WORK INSTRUCTIONS:
Reproduce all of the data exactly.

◇ ◇ ◇ ◇ ◇

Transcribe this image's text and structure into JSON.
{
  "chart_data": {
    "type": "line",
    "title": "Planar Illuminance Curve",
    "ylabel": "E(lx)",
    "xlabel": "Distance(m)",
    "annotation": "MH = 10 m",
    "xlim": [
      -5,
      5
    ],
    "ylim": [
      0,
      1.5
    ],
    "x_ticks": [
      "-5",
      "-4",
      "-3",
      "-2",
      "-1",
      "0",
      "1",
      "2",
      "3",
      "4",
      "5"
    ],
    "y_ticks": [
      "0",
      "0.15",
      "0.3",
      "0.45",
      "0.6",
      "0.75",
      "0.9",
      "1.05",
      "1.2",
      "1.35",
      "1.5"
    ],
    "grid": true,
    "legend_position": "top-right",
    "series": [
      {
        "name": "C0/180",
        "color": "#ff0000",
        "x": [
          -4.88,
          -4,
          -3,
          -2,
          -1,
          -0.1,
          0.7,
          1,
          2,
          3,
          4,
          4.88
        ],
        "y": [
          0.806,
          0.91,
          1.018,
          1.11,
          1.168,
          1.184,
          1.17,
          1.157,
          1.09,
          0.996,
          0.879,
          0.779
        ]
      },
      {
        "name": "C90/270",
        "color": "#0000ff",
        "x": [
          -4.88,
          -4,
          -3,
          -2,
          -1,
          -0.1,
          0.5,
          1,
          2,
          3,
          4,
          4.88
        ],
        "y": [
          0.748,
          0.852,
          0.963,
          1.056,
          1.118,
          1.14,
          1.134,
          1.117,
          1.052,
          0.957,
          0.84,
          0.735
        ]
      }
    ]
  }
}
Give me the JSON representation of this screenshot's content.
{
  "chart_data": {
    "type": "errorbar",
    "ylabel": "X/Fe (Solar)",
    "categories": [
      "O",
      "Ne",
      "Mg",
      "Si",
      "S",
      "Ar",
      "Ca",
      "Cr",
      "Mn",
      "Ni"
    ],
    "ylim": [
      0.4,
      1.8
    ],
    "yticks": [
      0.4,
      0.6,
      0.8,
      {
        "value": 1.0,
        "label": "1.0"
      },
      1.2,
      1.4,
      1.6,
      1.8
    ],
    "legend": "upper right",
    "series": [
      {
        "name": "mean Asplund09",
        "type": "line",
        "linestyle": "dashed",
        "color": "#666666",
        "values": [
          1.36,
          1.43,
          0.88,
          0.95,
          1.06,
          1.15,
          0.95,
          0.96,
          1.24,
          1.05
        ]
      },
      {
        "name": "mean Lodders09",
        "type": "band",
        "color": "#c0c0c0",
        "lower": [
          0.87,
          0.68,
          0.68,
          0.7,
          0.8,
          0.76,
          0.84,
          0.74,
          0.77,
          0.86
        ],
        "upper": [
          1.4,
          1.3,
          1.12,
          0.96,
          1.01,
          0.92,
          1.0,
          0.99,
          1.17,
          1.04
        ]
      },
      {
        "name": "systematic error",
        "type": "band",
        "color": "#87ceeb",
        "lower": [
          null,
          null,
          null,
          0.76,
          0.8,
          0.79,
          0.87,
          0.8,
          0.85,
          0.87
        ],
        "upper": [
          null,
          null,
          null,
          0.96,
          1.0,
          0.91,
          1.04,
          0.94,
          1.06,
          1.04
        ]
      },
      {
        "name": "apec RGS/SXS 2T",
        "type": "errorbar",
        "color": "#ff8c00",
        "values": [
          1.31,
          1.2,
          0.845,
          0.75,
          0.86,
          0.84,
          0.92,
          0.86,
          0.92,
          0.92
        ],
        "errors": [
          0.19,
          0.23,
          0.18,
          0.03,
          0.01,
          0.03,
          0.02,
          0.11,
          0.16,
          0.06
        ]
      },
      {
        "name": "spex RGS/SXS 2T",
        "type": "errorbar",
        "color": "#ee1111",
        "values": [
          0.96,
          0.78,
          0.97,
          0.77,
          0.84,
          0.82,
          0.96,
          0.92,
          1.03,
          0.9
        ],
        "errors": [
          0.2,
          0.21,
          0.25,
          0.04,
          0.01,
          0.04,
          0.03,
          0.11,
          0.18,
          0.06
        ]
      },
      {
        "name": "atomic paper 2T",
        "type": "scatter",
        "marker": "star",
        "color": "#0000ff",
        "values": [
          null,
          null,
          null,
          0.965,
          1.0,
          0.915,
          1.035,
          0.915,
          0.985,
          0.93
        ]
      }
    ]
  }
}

◇ ◇ ◇ ◇ ◇

RESULT BELOW:
Transcribe this image's text and structure into JSON.
{
  "chart_data": {
    "type": "line",
    "title": "Planar Illuminance Curve",
    "ylabel": "E(lx)",
    "xlabel": "Distance(m)",
    "annotation": "MH = 10 m",
    "xlim": [
      -5,
      5
    ],
    "ylim": [
      0,
      1.5
    ],
    "x_ticks": [
      "-5",
      "-4",
      "-3",
      "-2",
      "-1",
      "0",
      "1",
      "2",
      "3",
      "4",
      "5"
    ],
    "y_ticks": [
      "0",
      "0.15",
      "0.3",
      "0.45",
      "0.6",
      "0.75",
      "0.9",
      "1.05",
      "1.2",
      "1.35",
      "1.5"
    ],
    "grid": true,
    "legend_position": "top-right",
    "series": [
      {
        "name": "C0/180",
        "color": "#ff0000",
        "x": [
          -4.88,
          -4,
          -3,
          -2,
          -1,
          -0.1,
          0.7,
          1,
          2,
          3,
          4,
          4.88
        ],
        "y": [
          0.806,
          0.91,
          1.018,
          1.11,
          1.168,
          1.184,
          1.17,
          1.157,
          1.09,
          0.996,
          0.879,
          0.779
        ]
      },
      {
        "name": "C90/270",
        "color": "#0000ff",
        "x": [
          -4.88,
          -4,
          -3,
          -2,
          -1,
          -0.1,
          0.5,
          1,
          2,
          3,
          4,
          4.88
        ],
        "y": [
          0.748,
          0.852,
          0.963,
          1.056,
          1.118,
          1.14,
          1.134,
          1.117,
          1.052,
          0.957,
          0.84,
          0.735
        ]
      }
    ]
  }
}
Give me the JSON representation of this screenshot's content.
{
  "chart_data": {
    "type": "errorbar",
    "ylabel": "X/Fe (Solar)",
    "categories": [
      "O",
      "Ne",
      "Mg",
      "Si",
      "S",
      "Ar",
      "Ca",
      "Cr",
      "Mn",
      "Ni"
    ],
    "ylim": [
      0.4,
      1.8
    ],
    "yticks": [
      0.4,
      0.6,
      0.8,
      {
        "value": 1.0,
        "label": "1.0"
      },
      1.2,
      1.4,
      1.6,
      1.8
    ],
    "legend": "upper right",
    "series": [
      {
        "name": "mean Asplund09",
        "type": "line",
        "linestyle": "dashed",
        "color": "#666666",
        "values": [
          1.36,
          1.43,
          0.88,
          0.95,
          1.06,
          1.15,
          0.95,
          0.96,
          1.24,
          1.05
        ]
      },
      {
        "name": "mean Lodders09",
        "type": "band",
        "color": "#c0c0c0",
        "lower": [
          0.87,
          0.68,
          0.68,
          0.7,
          0.8,
          0.76,
          0.84,
          0.74,
          0.77,
          0.86
        ],
        "upper": [
          1.4,
          1.3,
          1.12,
          0.96,
          1.01,
          0.92,
          1.0,
          0.99,
          1.17,
          1.04
        ]
      },
      {
        "name": "systematic error",
        "type": "band",
        "color": "#87ceeb",
        "lower": [
          null,
          null,
          null,
          0.76,
          0.8,
          0.79,
          0.87,
          0.8,
          0.85,
          0.87
        ],
        "upper": [
          null,
          null,
          null,
          0.96,
          1.0,
          0.91,
          1.04,
          0.94,
          1.06,
          1.04
        ]
      },
      {
        "name": "apec RGS/SXS 2T",
        "type": "errorbar",
        "color": "#ff8c00",
        "values": [
          1.31,
          1.2,
          0.845,
          0.75,
          0.86,
          0.84,
          0.92,
          0.86,
          0.92,
          0.92
        ],
        "errors": [
          0.19,
          0.23,
          0.18,
          0.03,
          0.01,
          0.03,
          0.02,
          0.11,
          0.16,
          0.06
        ]
      },
      {
        "name": "spex RGS/SXS 2T",
        "type": "errorbar",
        "color": "#ee1111",
        "values": [
          0.96,
          0.78,
          0.97,
          0.77,
          0.84,
          0.82,
          0.96,
          0.92,
          1.03,
          0.9
        ],
        "errors": [
          0.2,
          0.21,
          0.25,
          0.04,
          0.01,
          0.04,
          0.03,
          0.11,
          0.18,
          0.06
        ]
      },
      {
        "name": "atomic paper 2T",
        "type": "scatter",
        "marker": "star",
        "color": "#0000ff",
        "values": [
          null,
          null,
          null,
          0.965,
          1.0,
          0.915,
          1.035,
          0.915,
          0.985,
          0.93
        ]
      }
    ]
  }
}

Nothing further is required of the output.